- **WHAT THE EXERCISE ASKS**:
Reproduce each line of the material exactly, minus any picture.

- **EXERCISE MATERIAL**:

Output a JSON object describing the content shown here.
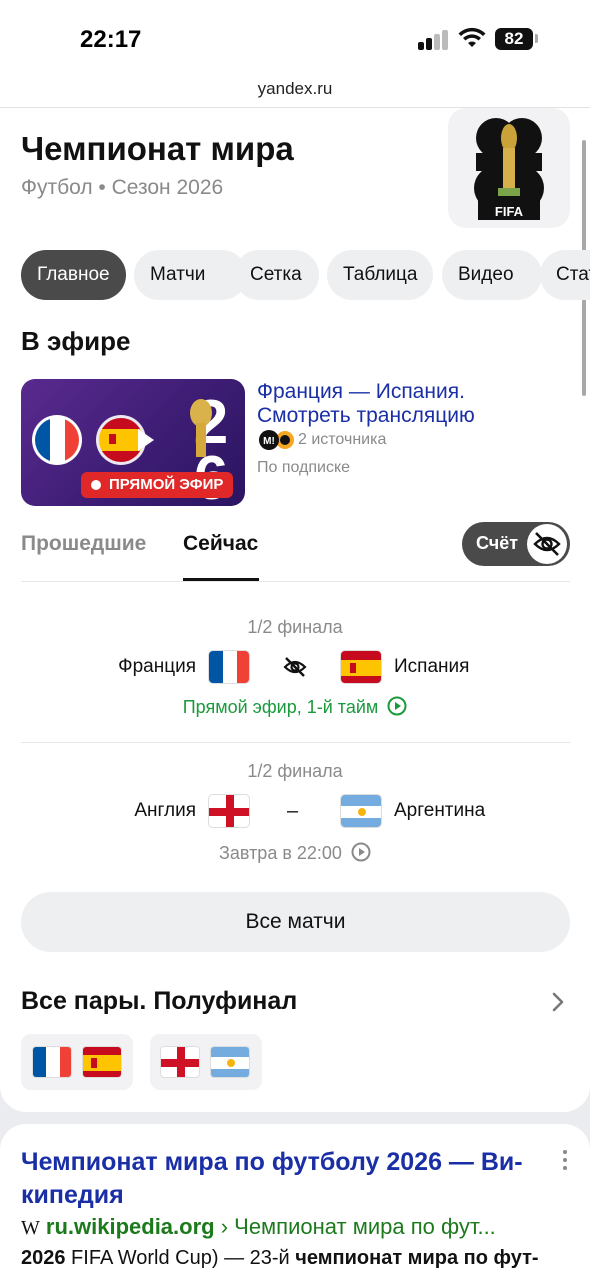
{
  "status_bar": {
    "time": "22:17",
    "battery": "82"
  },
  "url_bar": {
    "domain": "yandex.ru"
  },
  "header": {
    "title": "Чемпионат мира",
    "subtitle": "Футбол • Сезон 2026",
    "logo_text": "FIFA"
  },
  "tabs": [
    {
      "label": "Главное"
    },
    {
      "label": "Матчи"
    },
    {
      "label": "Сетка"
    },
    {
      "label": "Таблица"
    },
    {
      "label": "Видео"
    },
    {
      "label": "Статистика"
    }
  ],
  "live_section": {
    "heading": "В эфире",
    "badge": "ПРЯМОЙ ЭФИР",
    "title_line1": "Франция — Испания.",
    "title_line2": "Смотреть трансляцию",
    "source_icon_text": "M!",
    "sources": "2 источника",
    "subscription": "По подписке"
  },
  "match_tabs": {
    "past": "Прошедшие",
    "now": "Сейчас",
    "score_toggle": "Счёт"
  },
  "matches": [
    {
      "stage": "1/2 финала",
      "home": "Франция",
      "away": "Испания",
      "status": "Прямой эфир, 1-й тайм",
      "status_color": "#1a9a3c"
    },
    {
      "stage": "1/2 финала",
      "home": "Англия",
      "away": "Аргентина",
      "separator": "–",
      "status": "Завтра в 22:00",
      "status_color": "#8a8a8a"
    }
  ],
  "all_matches_button": "Все матчи",
  "pairs": {
    "heading": "Все пары. Полуфинал"
  },
  "search_result": {
    "title": "Чемпионат мира по футболу 2026 — Ви-кипедия",
    "favicon": "W",
    "domain": "ru.wikipedia.org",
    "breadcrumb": "› Чемпионат мира по фут...",
    "snippet_bold1": "2026",
    "snippet_mid": " FIFA World Cup) — 23-й ",
    "snippet_bold2": "чемпионат мира по фут-"
  }
}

- **OUTPUT OF THE TASK**:
Output a JSON object describing the content shown here.
{
  "status_bar": {
    "time": "22:17",
    "battery": "82"
  },
  "url_bar": {
    "domain": "yandex.ru"
  },
  "header": {
    "title": "Чемпионат мира",
    "subtitle": "Футбол • Сезон 2026",
    "logo_text": "FIFA"
  },
  "tabs": [
    {
      "label": "Главное"
    },
    {
      "label": "Матчи"
    },
    {
      "label": "Сетка"
    },
    {
      "label": "Таблица"
    },
    {
      "label": "Видео"
    },
    {
      "label": "Статистика"
    }
  ],
  "live_section": {
    "heading": "В эфире",
    "badge": "ПРЯМОЙ ЭФИР",
    "title_line1": "Франция — Испания.",
    "title_line2": "Смотреть трансляцию",
    "source_icon_text": "M!",
    "sources": "2 источника",
    "subscription": "По подписке"
  },
  "match_tabs": {
    "past": "Прошедшие",
    "now": "Сейчас",
    "score_toggle": "Счёт"
  },
  "matches": [
    {
      "stage": "1/2 финала",
      "home": "Франция",
      "away": "Испания",
      "status": "Прямой эфир, 1-й тайм",
      "status_color": "#1a9a3c"
    },
    {
      "stage": "1/2 финала",
      "home": "Англия",
      "away": "Аргентина",
      "separator": "–",
      "status": "Завтра в 22:00",
      "status_color": "#8a8a8a"
    }
  ],
  "all_matches_button": "Все матчи",
  "pairs": {
    "heading": "Все пары. Полуфинал"
  },
  "search_result": {
    "title": "Чемпионат мира по футболу 2026 — Ви-кипедия",
    "favicon": "W",
    "domain": "ru.wikipedia.org",
    "breadcrumb": "› Чемпионат мира по фут...",
    "snippet_bold1": "2026",
    "snippet_mid": " FIFA World Cup) — 23-й ",
    "snippet_bold2": "чемпионат мира по фут-"
  }
}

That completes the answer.